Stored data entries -
------------------------

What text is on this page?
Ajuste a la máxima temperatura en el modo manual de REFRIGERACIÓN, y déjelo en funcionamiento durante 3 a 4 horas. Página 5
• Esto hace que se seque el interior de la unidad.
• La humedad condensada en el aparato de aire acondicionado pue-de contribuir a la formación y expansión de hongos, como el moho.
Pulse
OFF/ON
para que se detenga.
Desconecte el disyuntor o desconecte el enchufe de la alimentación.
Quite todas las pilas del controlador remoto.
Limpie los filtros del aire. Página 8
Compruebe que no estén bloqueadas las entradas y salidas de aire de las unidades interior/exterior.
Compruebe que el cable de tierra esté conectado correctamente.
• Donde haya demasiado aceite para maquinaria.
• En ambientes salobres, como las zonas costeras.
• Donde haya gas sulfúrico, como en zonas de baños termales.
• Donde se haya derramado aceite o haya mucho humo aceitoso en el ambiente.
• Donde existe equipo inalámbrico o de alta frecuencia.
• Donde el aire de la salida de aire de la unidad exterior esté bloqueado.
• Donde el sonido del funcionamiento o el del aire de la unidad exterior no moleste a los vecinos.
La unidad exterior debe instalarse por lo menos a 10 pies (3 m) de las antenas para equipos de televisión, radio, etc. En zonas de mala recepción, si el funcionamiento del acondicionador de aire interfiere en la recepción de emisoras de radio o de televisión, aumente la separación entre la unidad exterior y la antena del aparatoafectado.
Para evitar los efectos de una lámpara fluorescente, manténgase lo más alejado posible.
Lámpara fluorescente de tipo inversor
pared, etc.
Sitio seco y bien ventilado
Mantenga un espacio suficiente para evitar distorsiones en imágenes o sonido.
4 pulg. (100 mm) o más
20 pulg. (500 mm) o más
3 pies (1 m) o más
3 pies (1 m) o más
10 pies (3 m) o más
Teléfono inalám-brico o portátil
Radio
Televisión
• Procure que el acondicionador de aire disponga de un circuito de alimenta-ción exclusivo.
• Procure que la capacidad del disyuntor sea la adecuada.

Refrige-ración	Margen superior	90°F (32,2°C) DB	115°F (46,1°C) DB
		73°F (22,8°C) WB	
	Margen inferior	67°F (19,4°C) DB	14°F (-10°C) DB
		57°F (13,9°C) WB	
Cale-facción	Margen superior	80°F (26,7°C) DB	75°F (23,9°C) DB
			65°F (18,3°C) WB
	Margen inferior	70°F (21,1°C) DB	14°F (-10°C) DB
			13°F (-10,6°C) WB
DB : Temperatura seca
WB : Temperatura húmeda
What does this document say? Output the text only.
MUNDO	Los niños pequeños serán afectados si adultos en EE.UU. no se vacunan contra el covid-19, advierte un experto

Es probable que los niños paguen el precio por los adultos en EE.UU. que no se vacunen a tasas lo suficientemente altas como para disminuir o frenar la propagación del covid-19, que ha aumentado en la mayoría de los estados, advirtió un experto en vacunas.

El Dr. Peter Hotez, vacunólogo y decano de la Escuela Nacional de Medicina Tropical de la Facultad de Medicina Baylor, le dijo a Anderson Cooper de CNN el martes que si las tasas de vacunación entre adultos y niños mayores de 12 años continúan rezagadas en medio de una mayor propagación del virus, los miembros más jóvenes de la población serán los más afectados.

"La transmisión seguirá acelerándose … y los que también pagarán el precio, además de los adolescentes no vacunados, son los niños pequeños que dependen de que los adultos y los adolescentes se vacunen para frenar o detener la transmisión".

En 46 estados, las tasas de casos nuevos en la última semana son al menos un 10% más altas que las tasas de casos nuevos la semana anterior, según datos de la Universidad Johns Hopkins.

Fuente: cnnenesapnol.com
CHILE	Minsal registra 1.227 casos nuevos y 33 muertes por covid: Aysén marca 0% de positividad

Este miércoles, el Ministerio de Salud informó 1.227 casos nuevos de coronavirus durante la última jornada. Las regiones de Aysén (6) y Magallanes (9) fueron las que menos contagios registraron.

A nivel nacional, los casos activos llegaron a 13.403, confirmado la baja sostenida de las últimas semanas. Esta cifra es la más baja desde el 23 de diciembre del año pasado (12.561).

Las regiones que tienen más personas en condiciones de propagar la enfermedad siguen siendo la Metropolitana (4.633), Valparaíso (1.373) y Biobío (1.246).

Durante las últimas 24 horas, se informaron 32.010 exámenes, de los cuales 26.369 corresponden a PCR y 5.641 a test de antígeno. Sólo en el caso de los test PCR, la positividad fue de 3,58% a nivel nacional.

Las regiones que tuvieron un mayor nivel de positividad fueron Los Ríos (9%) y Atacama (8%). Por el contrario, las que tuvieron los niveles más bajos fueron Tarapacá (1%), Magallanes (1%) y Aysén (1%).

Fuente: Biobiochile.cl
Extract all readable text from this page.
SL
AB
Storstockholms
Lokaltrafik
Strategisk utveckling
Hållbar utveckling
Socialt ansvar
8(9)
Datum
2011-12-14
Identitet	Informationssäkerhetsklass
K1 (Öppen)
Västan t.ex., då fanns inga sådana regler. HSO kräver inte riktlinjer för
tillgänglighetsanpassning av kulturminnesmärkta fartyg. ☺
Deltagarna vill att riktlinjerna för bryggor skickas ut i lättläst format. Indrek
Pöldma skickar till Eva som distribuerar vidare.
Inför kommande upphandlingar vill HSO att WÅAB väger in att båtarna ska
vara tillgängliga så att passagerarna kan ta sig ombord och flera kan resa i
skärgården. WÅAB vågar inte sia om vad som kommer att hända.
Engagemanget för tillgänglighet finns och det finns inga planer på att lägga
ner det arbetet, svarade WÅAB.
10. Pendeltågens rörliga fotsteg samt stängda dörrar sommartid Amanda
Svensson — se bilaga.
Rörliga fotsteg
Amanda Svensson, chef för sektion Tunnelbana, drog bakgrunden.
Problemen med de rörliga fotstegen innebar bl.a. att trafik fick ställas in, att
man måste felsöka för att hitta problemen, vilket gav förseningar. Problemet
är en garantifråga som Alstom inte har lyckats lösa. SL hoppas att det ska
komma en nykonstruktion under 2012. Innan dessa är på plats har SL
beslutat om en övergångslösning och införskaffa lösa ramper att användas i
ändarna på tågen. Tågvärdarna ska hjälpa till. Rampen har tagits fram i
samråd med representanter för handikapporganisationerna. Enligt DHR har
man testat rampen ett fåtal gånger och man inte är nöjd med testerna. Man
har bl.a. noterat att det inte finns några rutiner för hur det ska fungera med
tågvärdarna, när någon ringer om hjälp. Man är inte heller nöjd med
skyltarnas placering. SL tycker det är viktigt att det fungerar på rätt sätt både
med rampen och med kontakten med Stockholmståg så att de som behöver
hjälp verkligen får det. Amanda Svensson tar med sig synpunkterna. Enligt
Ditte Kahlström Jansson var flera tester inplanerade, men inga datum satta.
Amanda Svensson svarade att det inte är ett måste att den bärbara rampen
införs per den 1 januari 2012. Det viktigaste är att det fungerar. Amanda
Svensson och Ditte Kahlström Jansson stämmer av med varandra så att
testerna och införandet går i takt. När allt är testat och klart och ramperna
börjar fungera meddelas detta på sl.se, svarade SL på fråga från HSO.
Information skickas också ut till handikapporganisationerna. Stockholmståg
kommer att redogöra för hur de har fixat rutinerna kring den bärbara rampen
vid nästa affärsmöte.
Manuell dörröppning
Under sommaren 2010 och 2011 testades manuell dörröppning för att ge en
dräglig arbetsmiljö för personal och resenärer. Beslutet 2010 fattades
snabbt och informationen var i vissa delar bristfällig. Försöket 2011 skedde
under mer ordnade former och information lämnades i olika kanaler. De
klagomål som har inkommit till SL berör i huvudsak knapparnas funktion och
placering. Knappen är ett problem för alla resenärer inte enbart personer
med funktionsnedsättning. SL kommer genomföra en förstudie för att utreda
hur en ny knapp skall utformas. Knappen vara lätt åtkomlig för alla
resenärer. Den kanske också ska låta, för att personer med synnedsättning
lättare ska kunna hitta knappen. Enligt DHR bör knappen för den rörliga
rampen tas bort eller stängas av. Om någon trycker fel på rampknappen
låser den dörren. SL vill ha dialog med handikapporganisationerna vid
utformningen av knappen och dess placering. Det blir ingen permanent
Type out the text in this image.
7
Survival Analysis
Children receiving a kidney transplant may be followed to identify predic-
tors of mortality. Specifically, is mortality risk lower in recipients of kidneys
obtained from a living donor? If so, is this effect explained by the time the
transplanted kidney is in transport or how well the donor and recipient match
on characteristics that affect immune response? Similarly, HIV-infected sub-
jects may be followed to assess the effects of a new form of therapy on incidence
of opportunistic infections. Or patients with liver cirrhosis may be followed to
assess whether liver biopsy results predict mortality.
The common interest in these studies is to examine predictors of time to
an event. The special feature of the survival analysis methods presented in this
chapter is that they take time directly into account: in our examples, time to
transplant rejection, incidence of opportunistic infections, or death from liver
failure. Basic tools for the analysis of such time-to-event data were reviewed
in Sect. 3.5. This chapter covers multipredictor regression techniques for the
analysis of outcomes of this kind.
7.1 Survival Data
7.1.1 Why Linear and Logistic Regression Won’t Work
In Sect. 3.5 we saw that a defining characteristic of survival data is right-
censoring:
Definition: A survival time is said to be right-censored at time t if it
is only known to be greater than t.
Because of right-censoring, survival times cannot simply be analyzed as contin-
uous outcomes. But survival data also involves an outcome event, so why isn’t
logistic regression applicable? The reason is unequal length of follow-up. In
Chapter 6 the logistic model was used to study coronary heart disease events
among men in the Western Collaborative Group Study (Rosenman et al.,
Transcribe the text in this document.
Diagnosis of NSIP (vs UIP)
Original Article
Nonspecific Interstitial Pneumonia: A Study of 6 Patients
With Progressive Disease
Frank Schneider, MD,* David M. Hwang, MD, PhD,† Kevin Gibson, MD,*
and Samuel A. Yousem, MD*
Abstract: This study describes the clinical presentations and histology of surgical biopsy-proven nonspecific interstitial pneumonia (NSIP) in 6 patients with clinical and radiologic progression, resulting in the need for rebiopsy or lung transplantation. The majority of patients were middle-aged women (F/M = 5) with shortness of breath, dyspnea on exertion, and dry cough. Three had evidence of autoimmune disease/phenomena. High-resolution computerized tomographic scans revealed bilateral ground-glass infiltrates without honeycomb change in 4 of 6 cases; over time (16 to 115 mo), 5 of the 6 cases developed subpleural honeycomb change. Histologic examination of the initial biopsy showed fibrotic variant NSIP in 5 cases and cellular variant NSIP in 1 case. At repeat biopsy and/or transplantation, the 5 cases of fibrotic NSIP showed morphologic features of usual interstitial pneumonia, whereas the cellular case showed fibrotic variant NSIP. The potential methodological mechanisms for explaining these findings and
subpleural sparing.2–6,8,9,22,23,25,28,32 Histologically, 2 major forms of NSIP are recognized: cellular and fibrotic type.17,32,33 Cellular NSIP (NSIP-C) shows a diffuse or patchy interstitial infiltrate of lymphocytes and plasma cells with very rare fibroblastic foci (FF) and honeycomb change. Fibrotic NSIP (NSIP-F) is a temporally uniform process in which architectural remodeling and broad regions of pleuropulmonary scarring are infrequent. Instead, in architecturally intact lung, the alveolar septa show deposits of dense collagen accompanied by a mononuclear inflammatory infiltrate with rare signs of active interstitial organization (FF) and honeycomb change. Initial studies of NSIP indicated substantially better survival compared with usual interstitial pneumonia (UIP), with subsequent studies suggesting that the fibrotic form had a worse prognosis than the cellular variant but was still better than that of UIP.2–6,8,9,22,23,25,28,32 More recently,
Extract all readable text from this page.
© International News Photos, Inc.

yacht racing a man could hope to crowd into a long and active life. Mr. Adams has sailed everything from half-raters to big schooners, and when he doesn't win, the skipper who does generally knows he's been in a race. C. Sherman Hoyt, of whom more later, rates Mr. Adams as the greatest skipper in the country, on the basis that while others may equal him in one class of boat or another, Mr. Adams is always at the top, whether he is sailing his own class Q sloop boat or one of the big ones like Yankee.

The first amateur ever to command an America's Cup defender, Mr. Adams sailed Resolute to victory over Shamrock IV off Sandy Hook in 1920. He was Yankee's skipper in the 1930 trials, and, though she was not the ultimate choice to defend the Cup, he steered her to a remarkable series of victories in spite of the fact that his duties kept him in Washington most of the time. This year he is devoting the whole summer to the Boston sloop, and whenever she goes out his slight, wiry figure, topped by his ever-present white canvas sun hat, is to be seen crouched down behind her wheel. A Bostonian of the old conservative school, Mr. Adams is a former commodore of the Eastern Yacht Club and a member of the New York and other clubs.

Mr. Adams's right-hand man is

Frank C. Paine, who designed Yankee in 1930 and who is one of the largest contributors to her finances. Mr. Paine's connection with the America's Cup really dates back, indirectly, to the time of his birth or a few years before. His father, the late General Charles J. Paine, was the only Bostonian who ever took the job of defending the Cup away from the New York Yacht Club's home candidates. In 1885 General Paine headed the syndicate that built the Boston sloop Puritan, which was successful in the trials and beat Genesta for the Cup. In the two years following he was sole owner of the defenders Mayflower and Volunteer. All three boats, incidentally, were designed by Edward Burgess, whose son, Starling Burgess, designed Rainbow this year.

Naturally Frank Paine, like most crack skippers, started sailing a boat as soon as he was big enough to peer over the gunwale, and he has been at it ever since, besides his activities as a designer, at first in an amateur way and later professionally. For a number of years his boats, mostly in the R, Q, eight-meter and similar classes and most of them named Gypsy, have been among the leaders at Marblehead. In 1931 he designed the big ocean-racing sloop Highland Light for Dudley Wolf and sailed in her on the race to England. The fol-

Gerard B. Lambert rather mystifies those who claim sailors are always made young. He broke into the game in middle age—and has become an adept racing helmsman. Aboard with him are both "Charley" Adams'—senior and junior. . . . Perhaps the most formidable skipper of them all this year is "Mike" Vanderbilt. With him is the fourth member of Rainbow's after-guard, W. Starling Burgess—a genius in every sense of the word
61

------------------------

YOUR INSTRUCTIONS - What lines in the data hold the word "skickas"? Return them.

SOLUTION FOR THIS TASK -
Deltagarna vill att riktlinjerna för bryggor skickas ut i lättläst format. Indrek
Information skickas också ut till handikapporganisationerna. Stockholmståg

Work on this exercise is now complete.